AIM
Every entry below must be repeated exactly; skip the pictures.

DATASET

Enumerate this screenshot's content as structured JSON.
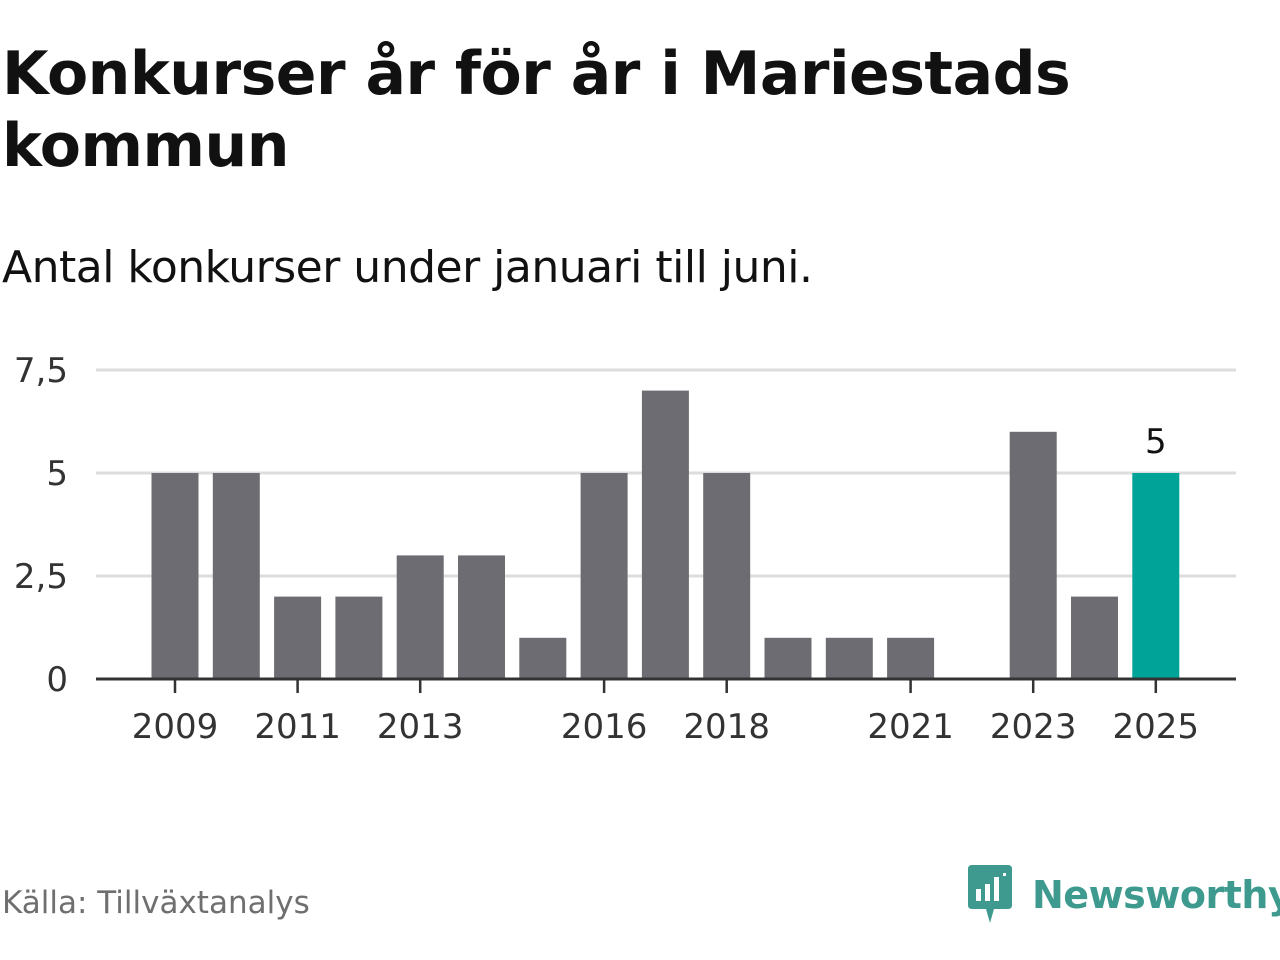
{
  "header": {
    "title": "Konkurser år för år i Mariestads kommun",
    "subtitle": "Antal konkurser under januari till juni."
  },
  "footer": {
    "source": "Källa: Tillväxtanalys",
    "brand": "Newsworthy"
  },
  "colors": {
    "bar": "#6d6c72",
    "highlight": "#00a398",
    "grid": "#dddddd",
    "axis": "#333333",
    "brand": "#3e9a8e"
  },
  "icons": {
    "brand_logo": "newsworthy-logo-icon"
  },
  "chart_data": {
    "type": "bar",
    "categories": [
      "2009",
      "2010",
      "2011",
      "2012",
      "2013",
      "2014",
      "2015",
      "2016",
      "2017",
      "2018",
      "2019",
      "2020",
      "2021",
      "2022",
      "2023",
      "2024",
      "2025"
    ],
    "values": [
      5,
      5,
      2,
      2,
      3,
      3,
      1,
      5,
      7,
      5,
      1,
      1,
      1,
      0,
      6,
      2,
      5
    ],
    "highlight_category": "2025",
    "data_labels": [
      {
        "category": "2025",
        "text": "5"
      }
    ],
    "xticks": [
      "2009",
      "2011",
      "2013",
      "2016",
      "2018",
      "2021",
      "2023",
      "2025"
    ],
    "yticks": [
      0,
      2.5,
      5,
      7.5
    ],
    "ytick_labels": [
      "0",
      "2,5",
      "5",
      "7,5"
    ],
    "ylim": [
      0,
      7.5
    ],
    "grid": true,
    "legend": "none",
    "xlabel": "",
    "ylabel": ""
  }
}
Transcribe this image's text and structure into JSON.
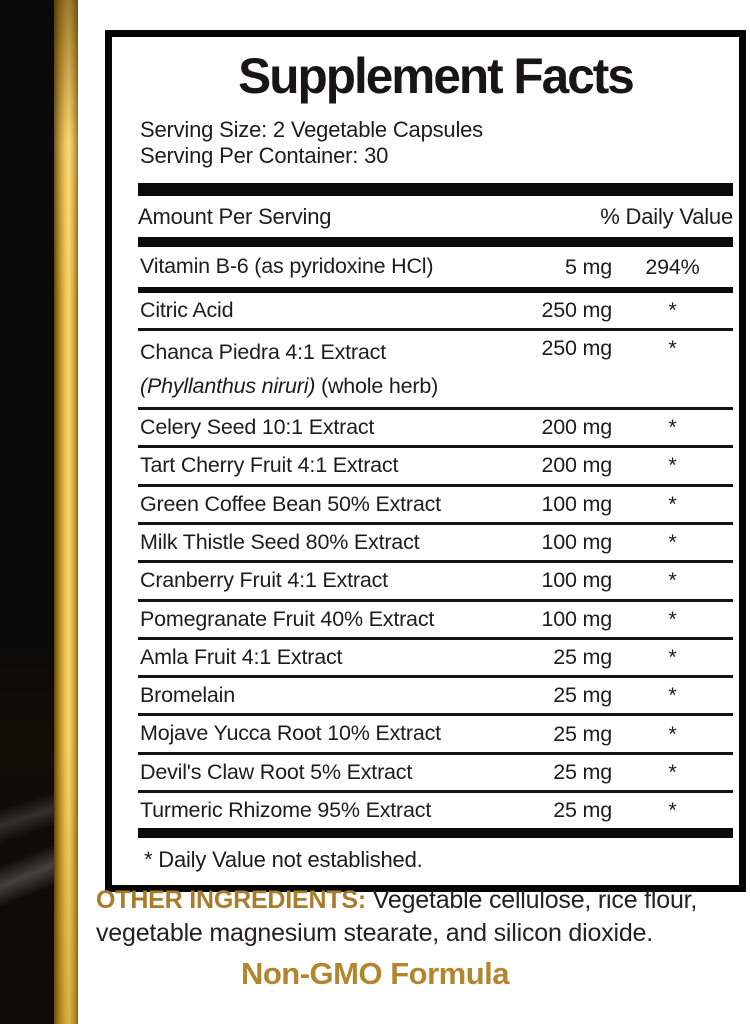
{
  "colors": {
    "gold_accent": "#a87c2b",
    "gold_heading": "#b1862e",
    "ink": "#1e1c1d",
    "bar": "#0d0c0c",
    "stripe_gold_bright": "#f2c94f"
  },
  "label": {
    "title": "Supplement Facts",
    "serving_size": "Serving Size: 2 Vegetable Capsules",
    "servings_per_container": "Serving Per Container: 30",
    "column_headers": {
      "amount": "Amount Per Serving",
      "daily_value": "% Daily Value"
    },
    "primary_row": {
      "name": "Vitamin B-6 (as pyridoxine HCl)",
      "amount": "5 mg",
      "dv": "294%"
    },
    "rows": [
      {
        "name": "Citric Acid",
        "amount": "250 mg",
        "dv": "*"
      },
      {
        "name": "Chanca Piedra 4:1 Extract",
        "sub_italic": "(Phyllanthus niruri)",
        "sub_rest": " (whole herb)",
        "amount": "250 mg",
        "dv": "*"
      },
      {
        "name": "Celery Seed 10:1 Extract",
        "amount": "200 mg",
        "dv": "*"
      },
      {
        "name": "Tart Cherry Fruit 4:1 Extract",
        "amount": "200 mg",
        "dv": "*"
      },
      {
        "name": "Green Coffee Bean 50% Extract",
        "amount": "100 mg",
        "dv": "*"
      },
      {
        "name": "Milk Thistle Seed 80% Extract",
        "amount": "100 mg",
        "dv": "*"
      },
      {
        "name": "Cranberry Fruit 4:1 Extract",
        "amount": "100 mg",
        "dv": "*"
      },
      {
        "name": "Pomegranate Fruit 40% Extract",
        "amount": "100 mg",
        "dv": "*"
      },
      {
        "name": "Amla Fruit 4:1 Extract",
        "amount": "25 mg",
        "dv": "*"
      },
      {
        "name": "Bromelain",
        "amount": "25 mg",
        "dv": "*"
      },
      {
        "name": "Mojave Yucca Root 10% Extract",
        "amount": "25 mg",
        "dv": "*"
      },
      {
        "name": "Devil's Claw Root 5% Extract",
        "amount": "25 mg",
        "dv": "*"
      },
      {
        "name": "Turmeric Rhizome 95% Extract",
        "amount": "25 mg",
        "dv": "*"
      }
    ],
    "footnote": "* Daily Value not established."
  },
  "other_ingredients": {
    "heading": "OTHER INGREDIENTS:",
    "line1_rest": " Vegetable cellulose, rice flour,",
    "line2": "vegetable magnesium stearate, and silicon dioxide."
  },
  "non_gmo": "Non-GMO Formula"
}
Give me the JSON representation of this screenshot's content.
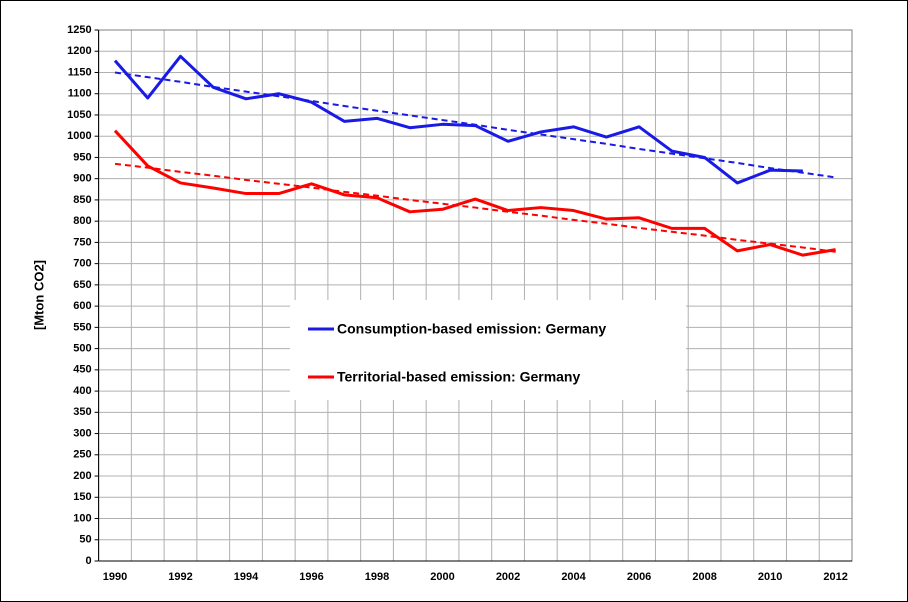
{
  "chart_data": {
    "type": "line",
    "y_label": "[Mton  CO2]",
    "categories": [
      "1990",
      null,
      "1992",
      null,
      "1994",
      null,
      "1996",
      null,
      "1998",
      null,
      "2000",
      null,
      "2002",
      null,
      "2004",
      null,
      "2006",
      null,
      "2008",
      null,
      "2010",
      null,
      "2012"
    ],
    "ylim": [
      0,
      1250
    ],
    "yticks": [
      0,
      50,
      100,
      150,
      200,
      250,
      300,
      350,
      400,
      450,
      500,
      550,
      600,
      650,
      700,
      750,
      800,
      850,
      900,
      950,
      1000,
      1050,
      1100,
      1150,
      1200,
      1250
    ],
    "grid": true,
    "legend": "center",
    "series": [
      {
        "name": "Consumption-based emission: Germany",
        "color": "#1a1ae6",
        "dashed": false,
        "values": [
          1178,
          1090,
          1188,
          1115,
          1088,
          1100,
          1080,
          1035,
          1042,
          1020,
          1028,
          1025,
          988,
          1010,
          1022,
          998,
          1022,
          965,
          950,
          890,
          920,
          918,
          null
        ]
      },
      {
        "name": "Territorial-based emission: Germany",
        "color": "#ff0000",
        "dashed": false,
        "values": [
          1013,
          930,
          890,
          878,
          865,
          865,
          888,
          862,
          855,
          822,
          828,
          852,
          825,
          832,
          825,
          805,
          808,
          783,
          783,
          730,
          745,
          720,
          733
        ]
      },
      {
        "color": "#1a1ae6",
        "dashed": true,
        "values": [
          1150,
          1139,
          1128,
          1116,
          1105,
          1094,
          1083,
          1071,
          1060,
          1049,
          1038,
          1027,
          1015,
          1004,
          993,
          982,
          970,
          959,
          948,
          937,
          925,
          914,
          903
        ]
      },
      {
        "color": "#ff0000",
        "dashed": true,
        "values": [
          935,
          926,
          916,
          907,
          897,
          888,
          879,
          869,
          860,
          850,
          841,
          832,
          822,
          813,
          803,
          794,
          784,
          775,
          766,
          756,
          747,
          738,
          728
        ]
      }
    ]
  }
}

FINAL RESULT
Enumerate this screenshot's content as structured JSON.
{
  "header": {
    "title": "Konkurser år för år i Mariestads kommun",
    "subtitle": "Antal konkurser under januari till juni."
  },
  "footer": {
    "source": "Källa: Tillväxtanalys",
    "brand": "Newsworthy"
  },
  "colors": {
    "bar": "#6d6c72",
    "highlight": "#00a398",
    "grid": "#dddddd",
    "axis": "#333333",
    "brand": "#3e9a8e"
  },
  "icons": {
    "brand_logo": "newsworthy-logo-icon"
  },
  "chart_data": {
    "type": "bar",
    "categories": [
      "2009",
      "2010",
      "2011",
      "2012",
      "2013",
      "2014",
      "2015",
      "2016",
      "2017",
      "2018",
      "2019",
      "2020",
      "2021",
      "2022",
      "2023",
      "2024",
      "2025"
    ],
    "values": [
      5,
      5,
      2,
      2,
      3,
      3,
      1,
      5,
      7,
      5,
      1,
      1,
      1,
      0,
      6,
      2,
      5
    ],
    "highlight_category": "2025",
    "data_labels": [
      {
        "category": "2025",
        "text": "5"
      }
    ],
    "xticks": [
      "2009",
      "2011",
      "2013",
      "2016",
      "2018",
      "2021",
      "2023",
      "2025"
    ],
    "yticks": [
      0,
      2.5,
      5,
      7.5
    ],
    "ytick_labels": [
      "0",
      "2,5",
      "5",
      "7,5"
    ],
    "ylim": [
      0,
      7.5
    ],
    "grid": true,
    "legend": "none",
    "xlabel": "",
    "ylabel": ""
  }
}
Transcribe this image's text and structure into JSON.
{
  "colors": {
    "gold_accent": "#a87c2b",
    "gold_heading": "#b1862e",
    "ink": "#1e1c1d",
    "bar": "#0d0c0c",
    "stripe_gold_bright": "#f2c94f"
  },
  "label": {
    "title": "Supplement Facts",
    "serving_size": "Serving Size: 2 Vegetable Capsules",
    "servings_per_container": "Serving Per Container: 30",
    "column_headers": {
      "amount": "Amount Per Serving",
      "daily_value": "% Daily Value"
    },
    "primary_row": {
      "name": "Vitamin B-6 (as pyridoxine HCl)",
      "amount": "5 mg",
      "dv": "294%"
    },
    "rows": [
      {
        "name": "Citric Acid",
        "amount": "250 mg",
        "dv": "*"
      },
      {
        "name": "Chanca Piedra 4:1 Extract",
        "sub_italic": "(Phyllanthus niruri)",
        "sub_rest": " (whole herb)",
        "amount": "250 mg",
        "dv": "*"
      },
      {
        "name": "Celery Seed 10:1 Extract",
        "amount": "200 mg",
        "dv": "*"
      },
      {
        "name": "Tart Cherry Fruit 4:1 Extract",
        "amount": "200 mg",
        "dv": "*"
      },
      {
        "name": "Green Coffee Bean 50% Extract",
        "amount": "100 mg",
        "dv": "*"
      },
      {
        "name": "Milk Thistle Seed 80% Extract",
        "amount": "100 mg",
        "dv": "*"
      },
      {
        "name": "Cranberry Fruit 4:1 Extract",
        "amount": "100 mg",
        "dv": "*"
      },
      {
        "name": "Pomegranate Fruit 40% Extract",
        "amount": "100 mg",
        "dv": "*"
      },
      {
        "name": "Amla Fruit 4:1 Extract",
        "amount": "25 mg",
        "dv": "*"
      },
      {
        "name": "Bromelain",
        "amount": "25 mg",
        "dv": "*"
      },
      {
        "name": "Mojave Yucca Root 10% Extract",
        "amount": "25 mg",
        "dv": "*"
      },
      {
        "name": "Devil's Claw Root 5% Extract",
        "amount": "25 mg",
        "dv": "*"
      },
      {
        "name": "Turmeric Rhizome 95% Extract",
        "amount": "25 mg",
        "dv": "*"
      }
    ],
    "footnote": "* Daily Value not established."
  },
  "other_ingredients": {
    "heading": "OTHER INGREDIENTS:",
    "line1_rest": " Vegetable cellulose, rice flour,",
    "line2": "vegetable magnesium stearate, and silicon dioxide."
  },
  "non_gmo": "Non-GMO Formula"
}
Give me the JSON representation of this screenshot's content.
{
  "chart_data": {
    "type": "line",
    "y_label": "[Mton  CO2]",
    "categories": [
      "1990",
      null,
      "1992",
      null,
      "1994",
      null,
      "1996",
      null,
      "1998",
      null,
      "2000",
      null,
      "2002",
      null,
      "2004",
      null,
      "2006",
      null,
      "2008",
      null,
      "2010",
      null,
      "2012"
    ],
    "ylim": [
      0,
      1250
    ],
    "yticks": [
      0,
      50,
      100,
      150,
      200,
      250,
      300,
      350,
      400,
      450,
      500,
      550,
      600,
      650,
      700,
      750,
      800,
      850,
      900,
      950,
      1000,
      1050,
      1100,
      1150,
      1200,
      1250
    ],
    "grid": true,
    "legend": "center",
    "series": [
      {
        "name": "Consumption-based emission: Germany",
        "color": "#1a1ae6",
        "dashed": false,
        "values": [
          1178,
          1090,
          1188,
          1115,
          1088,
          1100,
          1080,
          1035,
          1042,
          1020,
          1028,
          1025,
          988,
          1010,
          1022,
          998,
          1022,
          965,
          950,
          890,
          920,
          918,
          null
        ]
      },
      {
        "name": "Territorial-based emission: Germany",
        "color": "#ff0000",
        "dashed": false,
        "values": [
          1013,
          930,
          890,
          878,
          865,
          865,
          888,
          862,
          855,
          822,
          828,
          852,
          825,
          832,
          825,
          805,
          808,
          783,
          783,
          730,
          745,
          720,
          733
        ]
      },
      {
        "color": "#1a1ae6",
        "dashed": true,
        "values": [
          1150,
          1139,
          1128,
          1116,
          1105,
          1094,
          1083,
          1071,
          1060,
          1049,
          1038,
          1027,
          1015,
          1004,
          993,
          982,
          970,
          959,
          948,
          937,
          925,
          914,
          903
        ]
      },
      {
        "color": "#ff0000",
        "dashed": true,
        "values": [
          935,
          926,
          916,
          907,
          897,
          888,
          879,
          869,
          860,
          850,
          841,
          832,
          822,
          813,
          803,
          794,
          784,
          775,
          766,
          756,
          747,
          738,
          728
        ]
      }
    ]
  }
}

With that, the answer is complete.